--- START OF DATA FOR PROCESSING ---

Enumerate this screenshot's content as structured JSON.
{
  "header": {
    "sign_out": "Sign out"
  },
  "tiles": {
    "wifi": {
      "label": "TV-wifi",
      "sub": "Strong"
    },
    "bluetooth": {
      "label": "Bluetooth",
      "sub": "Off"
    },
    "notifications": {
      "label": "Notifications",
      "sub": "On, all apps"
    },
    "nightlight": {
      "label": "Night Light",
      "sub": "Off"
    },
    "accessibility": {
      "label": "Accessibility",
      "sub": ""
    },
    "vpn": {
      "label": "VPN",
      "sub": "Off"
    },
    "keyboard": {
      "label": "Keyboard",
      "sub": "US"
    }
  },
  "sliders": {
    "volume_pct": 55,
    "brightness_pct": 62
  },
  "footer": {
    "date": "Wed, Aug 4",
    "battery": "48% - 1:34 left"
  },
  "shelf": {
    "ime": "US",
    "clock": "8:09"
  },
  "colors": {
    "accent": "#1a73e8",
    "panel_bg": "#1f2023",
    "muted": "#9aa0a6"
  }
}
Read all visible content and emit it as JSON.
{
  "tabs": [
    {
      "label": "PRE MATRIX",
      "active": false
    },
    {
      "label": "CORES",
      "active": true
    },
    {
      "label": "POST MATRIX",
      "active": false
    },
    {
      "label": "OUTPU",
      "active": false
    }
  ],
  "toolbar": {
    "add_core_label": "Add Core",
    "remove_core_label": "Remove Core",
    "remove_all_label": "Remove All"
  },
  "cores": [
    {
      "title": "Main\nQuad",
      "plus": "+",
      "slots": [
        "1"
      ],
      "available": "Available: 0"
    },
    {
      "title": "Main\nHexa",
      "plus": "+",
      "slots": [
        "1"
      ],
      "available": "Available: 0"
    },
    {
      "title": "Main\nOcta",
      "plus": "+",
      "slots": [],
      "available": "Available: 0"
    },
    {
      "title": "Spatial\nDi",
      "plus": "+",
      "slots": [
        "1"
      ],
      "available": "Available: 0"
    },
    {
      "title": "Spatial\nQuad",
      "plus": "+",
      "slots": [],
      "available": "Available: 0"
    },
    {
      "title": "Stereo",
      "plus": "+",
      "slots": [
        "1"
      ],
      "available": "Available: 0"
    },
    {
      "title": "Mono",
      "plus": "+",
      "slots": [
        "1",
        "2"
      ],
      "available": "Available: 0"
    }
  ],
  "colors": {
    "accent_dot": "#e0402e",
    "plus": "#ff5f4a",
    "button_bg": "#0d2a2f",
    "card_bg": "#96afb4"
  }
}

--- END OF DATA FOR PROCESSING ---

*TASK DIRECTIONS:* In the entries above, find every line holding the word "Spatial" and copy it out.

*COMPLETED TASK:*
      "title": "Spatial\nDi",
      "title": "Spatial\nQuad",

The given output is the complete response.